# Stated problem
Output a single figure: the number of lines in which the word "والمثبت" appears.

--- Start Provided entries ---

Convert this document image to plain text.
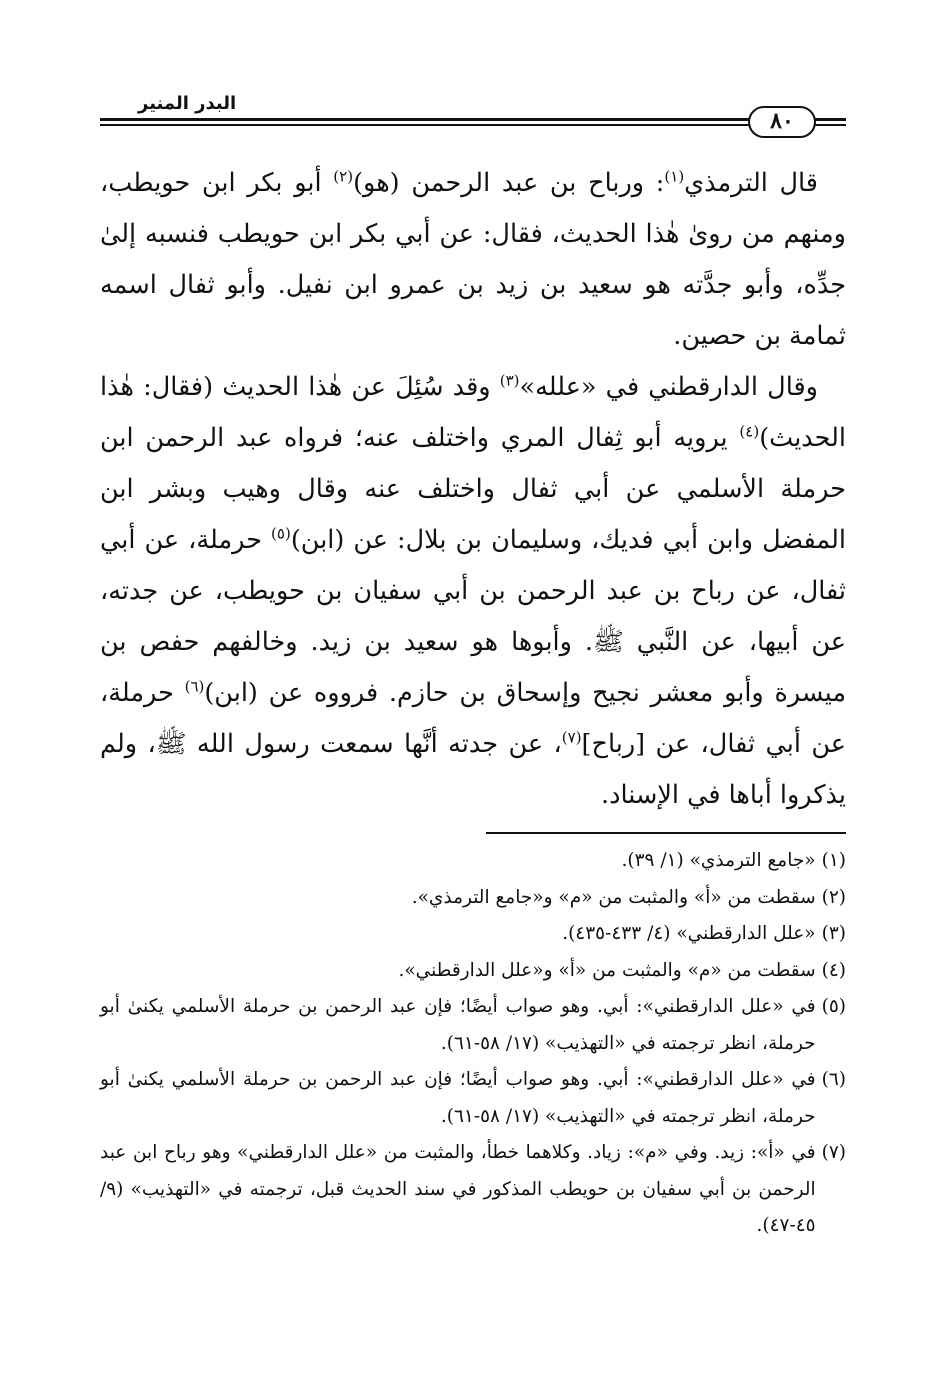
البدر المنير
٨٠

قال الترمذي$^{(١)}$: ورباح بن عبد الرحمن (هو)$^{(٢)}$ أبو بكر ابن حويطب، ومنهم من روىٰ هٰذا الحديث، فقال: عن أبي بكر ابن حويطب فنسبه إلىٰ جدِّه، وأبو جدَّته هو سعيد بن زيد بن عمرو ابن نفيل. وأبو ثفال اسمه ثمامة بن حصين.

وقال الدارقطني في «علله»$^{(٣)}$ وقد سُئِلَ عن هٰذا الحديث (فقال: هٰذا الحديث)$^{(٤)}$ يرويه أبو ثِفال المري واختلف عنه؛ فرواه عبد الرحمن ابن حرملة الأسلمي عن أبي ثفال واختلف عنه وقال وهيب وبشر ابن المفضل وابن أبي فديك، وسليمان بن بلال: عن (ابن)$^{(٥)}$ حرملة، عن أبي ثفال، عن رباح بن عبد الرحمن بن أبي سفيان بن حويطب، عن جدته، عن أبيها، عن النَّبي ﷺ. وأبوها هو سعيد بن زيد. وخالفهم حفص بن ميسرة وأبو معشر نجيح وإسحاق بن حازم. فرووه عن (ابن)$^{(٦)}$ حرملة، عن أبي ثفال، عن [رباح]$^{(٧)}$، عن جدته أنَّها سمعت رسول الله ﷺ، ولم يذكروا أباها في الإسناد.

(١)
«جامع الترمذي» (١/ ٣٩).
(٢)
سقطت من «أ» والمثبت من «م» و«جامع الترمذي».
(٣)
«علل الدارقطني» (٤/ ٤٣٣-٤٣٥).
(٤)
سقطت من «م» والمثبت من «أ» و«علل الدارقطني».
(٥)
في «علل الدارقطني»: أبي. وهو صواب أيضًا؛ فإن عبد الرحمن بن حرملة الأسلمي يكنىٰ أبو حرملة، انظر ترجمته في «التهذيب» (١٧/ ٥٨-٦١).
(٦)
في «علل الدارقطني»: أبي. وهو صواب أيضًا؛ فإن عبد الرحمن بن حرملة الأسلمي يكنىٰ أبو حرملة، انظر ترجمته في «التهذيب» (١٧/ ٥٨-٦١).
(٧)
في «أ»: زيد. وفي «م»: زياد. وكلاهما خطأ، والمثبت من «علل الدارقطني» وهو رباح ابن عبد الرحمن بن أبي سفيان بن حويطب المذكور في سند الحديث قبل، ترجمته في «التهذيب» (٩/ ٤٥-٤٧).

--- End Provided entries ---

# Exercise output
3